EXERCISE GOAL:
In the entries below, find the lines with the word "JSON" and copy them.

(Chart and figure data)

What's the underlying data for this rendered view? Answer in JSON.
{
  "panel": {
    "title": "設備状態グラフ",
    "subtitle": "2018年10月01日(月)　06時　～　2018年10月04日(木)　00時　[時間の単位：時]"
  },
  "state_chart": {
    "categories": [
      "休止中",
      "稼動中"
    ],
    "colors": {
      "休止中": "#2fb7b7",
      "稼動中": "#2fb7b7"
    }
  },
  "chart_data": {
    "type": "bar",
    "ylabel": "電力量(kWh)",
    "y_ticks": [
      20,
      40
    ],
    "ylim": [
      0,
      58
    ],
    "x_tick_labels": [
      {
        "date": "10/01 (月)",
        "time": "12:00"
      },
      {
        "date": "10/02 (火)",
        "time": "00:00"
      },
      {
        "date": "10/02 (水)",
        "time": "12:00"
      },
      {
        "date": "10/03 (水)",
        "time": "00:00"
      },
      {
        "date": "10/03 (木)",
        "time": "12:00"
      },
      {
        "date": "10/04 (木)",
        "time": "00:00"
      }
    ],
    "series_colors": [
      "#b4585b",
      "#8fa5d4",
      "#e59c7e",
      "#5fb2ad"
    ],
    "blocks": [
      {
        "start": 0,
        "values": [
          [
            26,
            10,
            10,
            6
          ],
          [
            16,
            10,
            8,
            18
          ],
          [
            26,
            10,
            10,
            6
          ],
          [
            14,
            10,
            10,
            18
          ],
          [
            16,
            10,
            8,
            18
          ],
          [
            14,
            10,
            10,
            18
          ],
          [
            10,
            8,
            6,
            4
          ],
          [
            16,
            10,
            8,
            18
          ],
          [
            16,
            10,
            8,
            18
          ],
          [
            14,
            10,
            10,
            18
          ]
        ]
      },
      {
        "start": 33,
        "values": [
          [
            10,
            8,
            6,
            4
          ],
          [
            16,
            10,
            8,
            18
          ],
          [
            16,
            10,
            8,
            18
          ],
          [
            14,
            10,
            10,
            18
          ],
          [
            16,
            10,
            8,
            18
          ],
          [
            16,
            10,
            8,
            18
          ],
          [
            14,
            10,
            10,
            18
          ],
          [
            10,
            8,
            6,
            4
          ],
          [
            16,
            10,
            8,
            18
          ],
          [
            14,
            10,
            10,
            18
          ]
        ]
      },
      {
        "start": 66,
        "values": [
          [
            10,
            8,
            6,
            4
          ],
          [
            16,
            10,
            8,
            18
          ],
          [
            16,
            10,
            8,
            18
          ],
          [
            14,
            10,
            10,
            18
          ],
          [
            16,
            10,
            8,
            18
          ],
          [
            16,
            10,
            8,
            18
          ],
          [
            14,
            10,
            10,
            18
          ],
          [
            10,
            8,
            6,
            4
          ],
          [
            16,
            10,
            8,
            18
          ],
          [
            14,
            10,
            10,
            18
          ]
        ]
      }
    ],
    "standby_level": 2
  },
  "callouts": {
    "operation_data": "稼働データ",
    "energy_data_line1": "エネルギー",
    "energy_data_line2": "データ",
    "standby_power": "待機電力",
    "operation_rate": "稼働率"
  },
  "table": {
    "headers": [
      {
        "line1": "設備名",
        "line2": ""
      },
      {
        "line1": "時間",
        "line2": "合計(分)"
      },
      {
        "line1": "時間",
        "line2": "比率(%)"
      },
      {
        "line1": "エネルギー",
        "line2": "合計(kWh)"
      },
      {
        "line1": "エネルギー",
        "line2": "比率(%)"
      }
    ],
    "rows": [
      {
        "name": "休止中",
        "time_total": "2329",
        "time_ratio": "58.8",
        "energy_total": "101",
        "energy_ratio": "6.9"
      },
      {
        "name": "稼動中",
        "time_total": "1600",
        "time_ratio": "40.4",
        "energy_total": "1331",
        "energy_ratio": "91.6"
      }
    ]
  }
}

--

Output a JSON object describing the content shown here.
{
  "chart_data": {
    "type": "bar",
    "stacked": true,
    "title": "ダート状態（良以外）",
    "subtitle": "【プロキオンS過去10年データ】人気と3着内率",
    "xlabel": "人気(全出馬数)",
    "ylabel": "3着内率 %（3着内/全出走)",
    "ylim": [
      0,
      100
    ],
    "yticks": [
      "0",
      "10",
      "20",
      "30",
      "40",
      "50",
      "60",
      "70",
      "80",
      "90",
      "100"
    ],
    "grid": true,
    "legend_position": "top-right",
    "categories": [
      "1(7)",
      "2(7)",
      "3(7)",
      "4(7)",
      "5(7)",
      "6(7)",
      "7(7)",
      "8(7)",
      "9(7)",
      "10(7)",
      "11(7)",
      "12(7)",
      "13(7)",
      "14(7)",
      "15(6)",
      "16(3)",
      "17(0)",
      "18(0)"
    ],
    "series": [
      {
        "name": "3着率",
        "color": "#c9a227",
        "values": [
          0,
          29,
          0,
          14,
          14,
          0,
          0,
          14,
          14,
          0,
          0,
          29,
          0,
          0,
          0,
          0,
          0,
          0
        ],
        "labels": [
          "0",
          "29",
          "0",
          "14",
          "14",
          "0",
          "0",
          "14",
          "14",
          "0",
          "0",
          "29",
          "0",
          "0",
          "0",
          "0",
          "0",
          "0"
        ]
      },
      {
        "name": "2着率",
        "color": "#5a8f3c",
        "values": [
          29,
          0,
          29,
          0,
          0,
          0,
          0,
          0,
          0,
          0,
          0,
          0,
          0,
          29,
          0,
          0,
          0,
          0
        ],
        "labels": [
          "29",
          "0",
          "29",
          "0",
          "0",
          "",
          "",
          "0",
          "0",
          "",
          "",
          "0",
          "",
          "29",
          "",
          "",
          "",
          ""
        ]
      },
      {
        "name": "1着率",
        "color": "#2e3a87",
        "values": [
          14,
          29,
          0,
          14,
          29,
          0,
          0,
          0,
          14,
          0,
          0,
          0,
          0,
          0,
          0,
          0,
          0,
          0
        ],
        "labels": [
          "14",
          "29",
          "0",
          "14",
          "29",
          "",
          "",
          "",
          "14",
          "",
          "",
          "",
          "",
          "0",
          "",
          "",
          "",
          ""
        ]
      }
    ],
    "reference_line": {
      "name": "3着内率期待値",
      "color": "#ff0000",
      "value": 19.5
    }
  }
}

COMPLETED EXERCISE:
What's the underlying data for this rendered view? Answer in JSON.
Output a JSON object describing the content shown here.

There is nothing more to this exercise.